> [Set task]:
Reproduce the records that follow in full, excluding any picture they contain.

> [Source material]:
— begin —
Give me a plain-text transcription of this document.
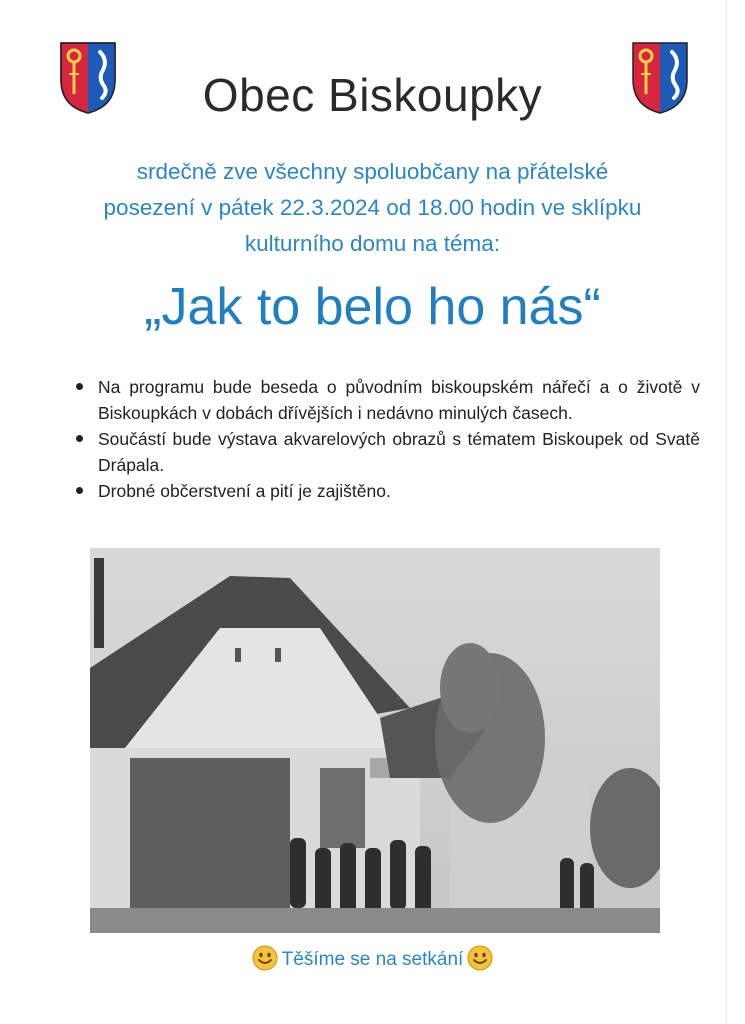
Obec Biskoupky
srdečně zve všechny spoluobčany na přátelské
posezení v pátek 22.3.2024 od 18.00 hodin ve sklípku
kulturního domu na téma:
„Jak to belo ho nás“
Na programu bude beseda o původním biskoupském nářečí a o životě v Biskoupkách v dobách dřívějších i nedávno minulých časech.
Součástí bude výstava akvarelových obrazů s tématem Biskoupek od Svatě Drápala.
Drobné občerstvení a pití je zajištěno.
Těšíme se na setkání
— end —
> [Problem solution]:
Give me a plain-text transcription of this document.
Obec Biskoupky
srdečně zve všechny spoluobčany na přátelské
posezení v pátek 22.3.2024 od 18.00 hodin ve sklípku
kulturního domu na téma:
„Jak to belo ho nás“
Na programu bude beseda o původním biskoupském nářečí a o životě v Biskoupkách v dobách dřívějších i nedávno minulých časech.
Součástí bude výstava akvarelových obrazů s tématem Biskoupek od Svatě Drápala.
Drobné občerstvení a pití je zajištěno.
Těšíme se na setkání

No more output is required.